● DOCUMENT EXCERPT
--

Abstract

Legionella pneumophila is a thermotolerant bacterium. To learn more about the thermal adaptation of this organism, we studied the properties of the Legionella 60-kDa heat-shock protein (MopA, GroEL-analog, HtpB, Lp-Hsp60) in L. pneumophila and in an Escherichia coli strain containing the cloned gene. Lp-Hsp60 was found in both cytosol and membrane fractions; however, Lp-Hsp60 in the membrane fraction of L. pneumophila was slightly larger than Lp-Hsp60 in the cytosol. In contrast, both membrane-associated and cytosolic Lp-Hsp60 in the E. coli clone were similar in size to the smaller cytosolic Lp-Hsp60 of L. pneumophila. While peptide mapping suggests there are differences between the two proteins, the larger membrane-associated Lp-Hsp60 and the smaller cytosolic LP-Hsp60 shared Legionella-specific and E. coli GroEL cross-reacting epitopes, and the sequence of their first 20 N-terminal amino acids was identical. Further, Southern blot analysis of EcoRI-digested chromosomal DNA from several strains of L. pneumophila showed two fragments reacting with an htpAB-operon probe. In summary, L. pneumophila contains two Hsp60 proteins, and possibly two hsp60 genes.

--

● INFORMATION PROVIDED
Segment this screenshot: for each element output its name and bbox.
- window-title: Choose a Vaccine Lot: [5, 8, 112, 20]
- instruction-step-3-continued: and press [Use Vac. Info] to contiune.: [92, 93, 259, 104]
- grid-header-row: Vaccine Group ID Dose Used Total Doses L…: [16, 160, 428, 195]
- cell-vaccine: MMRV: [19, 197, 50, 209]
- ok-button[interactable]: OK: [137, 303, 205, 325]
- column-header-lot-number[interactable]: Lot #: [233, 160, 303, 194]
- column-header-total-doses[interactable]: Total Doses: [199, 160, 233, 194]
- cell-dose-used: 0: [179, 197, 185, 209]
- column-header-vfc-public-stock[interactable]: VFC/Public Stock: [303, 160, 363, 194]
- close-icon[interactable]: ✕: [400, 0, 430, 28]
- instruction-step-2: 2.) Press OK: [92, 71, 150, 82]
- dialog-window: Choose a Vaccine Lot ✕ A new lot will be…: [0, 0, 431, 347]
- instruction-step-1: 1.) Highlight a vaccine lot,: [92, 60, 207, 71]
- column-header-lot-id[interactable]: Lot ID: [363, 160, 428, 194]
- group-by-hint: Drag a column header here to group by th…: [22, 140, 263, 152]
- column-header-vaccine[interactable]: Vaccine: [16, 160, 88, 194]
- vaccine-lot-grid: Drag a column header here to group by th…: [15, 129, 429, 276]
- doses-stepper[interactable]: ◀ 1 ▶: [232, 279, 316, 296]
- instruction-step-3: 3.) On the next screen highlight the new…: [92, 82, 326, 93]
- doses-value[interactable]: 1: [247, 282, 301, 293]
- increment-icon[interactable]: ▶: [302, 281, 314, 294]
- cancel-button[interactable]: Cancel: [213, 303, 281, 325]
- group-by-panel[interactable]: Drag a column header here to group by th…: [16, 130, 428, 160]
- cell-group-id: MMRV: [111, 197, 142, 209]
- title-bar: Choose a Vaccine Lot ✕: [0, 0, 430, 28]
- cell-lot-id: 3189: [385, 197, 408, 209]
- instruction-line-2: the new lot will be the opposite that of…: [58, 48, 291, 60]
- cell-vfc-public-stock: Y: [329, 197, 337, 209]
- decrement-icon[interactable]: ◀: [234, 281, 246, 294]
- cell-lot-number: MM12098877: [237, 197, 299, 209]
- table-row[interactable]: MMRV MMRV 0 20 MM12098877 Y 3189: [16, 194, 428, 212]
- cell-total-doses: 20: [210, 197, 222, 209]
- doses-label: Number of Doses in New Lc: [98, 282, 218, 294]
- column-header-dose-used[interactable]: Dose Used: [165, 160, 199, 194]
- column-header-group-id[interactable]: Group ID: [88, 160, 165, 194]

--

● WHAT TO DO
[1] In the abstract on the Legionella heat-shock protein, which enzyme was used to digest the chromosomal DNA for the Southern blot analysis?
[2] List every alternative name that the abstract on the Legionella heat-shock protein gives in parentheses for the Legionella 60-kDa heat-shock protein.

● RESULTS IN ORDER
[1] EcoRI

[2] MopA, GroEL-analog, HtpB, Lp-Hsp60